▸ What you have to do:
Could you copy out all the lines in the material below where the word "labels" occurs?

▸ Material supplied:

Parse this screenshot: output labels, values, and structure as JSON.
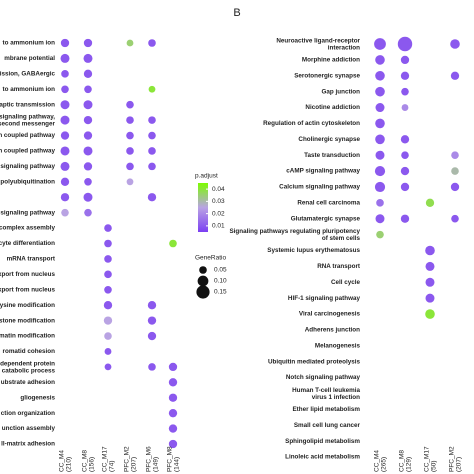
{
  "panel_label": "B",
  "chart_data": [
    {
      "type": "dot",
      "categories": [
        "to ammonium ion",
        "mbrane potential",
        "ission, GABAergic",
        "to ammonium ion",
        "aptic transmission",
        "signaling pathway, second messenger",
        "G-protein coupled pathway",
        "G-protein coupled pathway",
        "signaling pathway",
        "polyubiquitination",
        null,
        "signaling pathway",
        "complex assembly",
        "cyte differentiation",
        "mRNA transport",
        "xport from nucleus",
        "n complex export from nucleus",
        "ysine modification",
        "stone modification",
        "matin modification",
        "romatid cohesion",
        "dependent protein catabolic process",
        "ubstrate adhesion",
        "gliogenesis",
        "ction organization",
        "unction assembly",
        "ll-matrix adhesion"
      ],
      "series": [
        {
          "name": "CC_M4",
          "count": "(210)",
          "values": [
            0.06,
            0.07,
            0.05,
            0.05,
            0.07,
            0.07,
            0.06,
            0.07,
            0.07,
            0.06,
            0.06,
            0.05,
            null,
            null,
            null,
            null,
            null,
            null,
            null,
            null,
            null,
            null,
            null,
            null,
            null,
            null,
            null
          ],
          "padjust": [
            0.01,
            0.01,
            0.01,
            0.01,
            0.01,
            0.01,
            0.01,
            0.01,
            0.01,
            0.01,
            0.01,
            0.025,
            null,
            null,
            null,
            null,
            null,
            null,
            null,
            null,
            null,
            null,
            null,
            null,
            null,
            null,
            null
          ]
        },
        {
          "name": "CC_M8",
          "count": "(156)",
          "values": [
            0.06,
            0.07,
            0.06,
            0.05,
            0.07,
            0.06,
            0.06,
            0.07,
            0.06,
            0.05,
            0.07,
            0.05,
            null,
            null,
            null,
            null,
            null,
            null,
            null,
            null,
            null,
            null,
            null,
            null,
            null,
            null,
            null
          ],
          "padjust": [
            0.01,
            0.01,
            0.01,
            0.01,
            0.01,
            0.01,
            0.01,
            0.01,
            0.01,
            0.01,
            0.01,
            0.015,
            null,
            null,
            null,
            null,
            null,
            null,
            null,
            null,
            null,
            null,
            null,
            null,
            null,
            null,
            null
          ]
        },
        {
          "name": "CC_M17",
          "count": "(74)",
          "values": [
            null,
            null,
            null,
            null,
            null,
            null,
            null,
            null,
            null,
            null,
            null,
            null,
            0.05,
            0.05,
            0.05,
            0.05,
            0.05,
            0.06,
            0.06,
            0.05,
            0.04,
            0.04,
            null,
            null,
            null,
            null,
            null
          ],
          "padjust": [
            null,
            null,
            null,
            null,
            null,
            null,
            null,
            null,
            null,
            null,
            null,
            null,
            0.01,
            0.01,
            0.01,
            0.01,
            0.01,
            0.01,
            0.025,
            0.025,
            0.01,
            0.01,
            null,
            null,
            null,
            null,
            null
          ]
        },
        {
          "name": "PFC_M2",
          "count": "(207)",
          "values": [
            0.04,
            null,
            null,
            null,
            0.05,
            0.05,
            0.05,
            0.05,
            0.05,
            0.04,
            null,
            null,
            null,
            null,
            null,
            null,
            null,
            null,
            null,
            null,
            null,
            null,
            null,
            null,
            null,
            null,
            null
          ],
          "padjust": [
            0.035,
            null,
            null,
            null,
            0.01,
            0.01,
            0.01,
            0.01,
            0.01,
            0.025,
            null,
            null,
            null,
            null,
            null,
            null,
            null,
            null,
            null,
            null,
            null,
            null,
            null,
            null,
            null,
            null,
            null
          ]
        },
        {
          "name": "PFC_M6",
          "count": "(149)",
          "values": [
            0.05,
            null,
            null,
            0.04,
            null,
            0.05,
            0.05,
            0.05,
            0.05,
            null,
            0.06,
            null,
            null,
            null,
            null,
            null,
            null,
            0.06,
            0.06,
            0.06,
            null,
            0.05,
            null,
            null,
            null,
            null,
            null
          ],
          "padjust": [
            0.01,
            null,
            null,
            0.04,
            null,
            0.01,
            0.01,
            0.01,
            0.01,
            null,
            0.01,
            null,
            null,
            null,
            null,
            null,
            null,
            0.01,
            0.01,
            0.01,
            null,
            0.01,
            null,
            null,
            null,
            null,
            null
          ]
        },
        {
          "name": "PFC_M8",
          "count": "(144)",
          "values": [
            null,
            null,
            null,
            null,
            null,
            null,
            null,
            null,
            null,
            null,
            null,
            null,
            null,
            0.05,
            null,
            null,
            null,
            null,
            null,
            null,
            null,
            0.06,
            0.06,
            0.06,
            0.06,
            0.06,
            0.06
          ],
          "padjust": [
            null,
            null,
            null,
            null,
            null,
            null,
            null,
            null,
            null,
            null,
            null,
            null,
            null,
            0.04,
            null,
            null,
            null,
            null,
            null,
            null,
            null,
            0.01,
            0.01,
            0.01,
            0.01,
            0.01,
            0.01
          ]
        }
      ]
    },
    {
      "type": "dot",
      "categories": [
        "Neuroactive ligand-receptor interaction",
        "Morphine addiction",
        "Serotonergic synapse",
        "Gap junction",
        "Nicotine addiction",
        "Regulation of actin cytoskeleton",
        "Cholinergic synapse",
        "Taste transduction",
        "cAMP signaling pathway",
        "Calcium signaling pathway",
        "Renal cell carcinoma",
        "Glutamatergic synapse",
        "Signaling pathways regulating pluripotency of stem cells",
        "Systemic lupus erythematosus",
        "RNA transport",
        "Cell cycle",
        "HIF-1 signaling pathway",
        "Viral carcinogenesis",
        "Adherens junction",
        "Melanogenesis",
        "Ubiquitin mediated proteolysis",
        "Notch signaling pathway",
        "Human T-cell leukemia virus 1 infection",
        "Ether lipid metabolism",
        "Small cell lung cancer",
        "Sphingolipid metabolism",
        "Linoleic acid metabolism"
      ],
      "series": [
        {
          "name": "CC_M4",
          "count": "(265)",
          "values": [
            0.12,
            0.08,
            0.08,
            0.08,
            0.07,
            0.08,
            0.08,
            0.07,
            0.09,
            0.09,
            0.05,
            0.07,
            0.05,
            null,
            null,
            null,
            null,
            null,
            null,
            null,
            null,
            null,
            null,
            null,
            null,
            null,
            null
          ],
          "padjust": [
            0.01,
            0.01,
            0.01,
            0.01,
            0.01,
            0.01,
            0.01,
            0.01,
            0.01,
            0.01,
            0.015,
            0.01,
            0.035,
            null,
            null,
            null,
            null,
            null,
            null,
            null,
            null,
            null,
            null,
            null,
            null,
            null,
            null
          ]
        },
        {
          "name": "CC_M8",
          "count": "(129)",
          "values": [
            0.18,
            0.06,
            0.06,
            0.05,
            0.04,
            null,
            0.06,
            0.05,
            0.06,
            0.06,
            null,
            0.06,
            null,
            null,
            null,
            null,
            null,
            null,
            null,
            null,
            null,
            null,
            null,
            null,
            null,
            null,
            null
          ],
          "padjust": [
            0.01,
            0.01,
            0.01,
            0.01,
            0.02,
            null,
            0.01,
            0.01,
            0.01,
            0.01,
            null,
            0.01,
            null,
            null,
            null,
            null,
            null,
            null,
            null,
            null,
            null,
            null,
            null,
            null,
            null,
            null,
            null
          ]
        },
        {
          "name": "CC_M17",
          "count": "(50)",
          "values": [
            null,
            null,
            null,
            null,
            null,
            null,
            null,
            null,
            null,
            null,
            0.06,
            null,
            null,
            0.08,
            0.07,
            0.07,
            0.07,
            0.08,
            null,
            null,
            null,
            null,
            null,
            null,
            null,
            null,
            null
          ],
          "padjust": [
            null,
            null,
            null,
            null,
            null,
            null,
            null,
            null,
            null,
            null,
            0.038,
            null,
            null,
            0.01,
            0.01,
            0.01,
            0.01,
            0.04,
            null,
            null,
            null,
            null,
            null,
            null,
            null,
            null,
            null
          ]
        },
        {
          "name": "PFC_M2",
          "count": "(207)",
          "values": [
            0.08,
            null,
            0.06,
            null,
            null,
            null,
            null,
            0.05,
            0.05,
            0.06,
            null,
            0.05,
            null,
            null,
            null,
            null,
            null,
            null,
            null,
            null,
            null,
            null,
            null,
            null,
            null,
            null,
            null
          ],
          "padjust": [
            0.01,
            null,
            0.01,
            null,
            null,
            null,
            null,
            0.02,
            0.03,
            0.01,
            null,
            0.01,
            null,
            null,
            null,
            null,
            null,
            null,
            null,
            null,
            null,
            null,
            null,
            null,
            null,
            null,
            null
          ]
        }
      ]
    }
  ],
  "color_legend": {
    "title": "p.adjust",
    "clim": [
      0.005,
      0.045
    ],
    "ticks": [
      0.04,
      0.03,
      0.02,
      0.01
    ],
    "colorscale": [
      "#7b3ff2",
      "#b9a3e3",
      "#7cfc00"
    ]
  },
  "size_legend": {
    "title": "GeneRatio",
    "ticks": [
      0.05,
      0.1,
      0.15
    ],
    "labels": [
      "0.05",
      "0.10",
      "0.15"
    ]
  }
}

▸ Response area:
Parse this screenshot: output labels, values, and structure as JSON.
    "labels": [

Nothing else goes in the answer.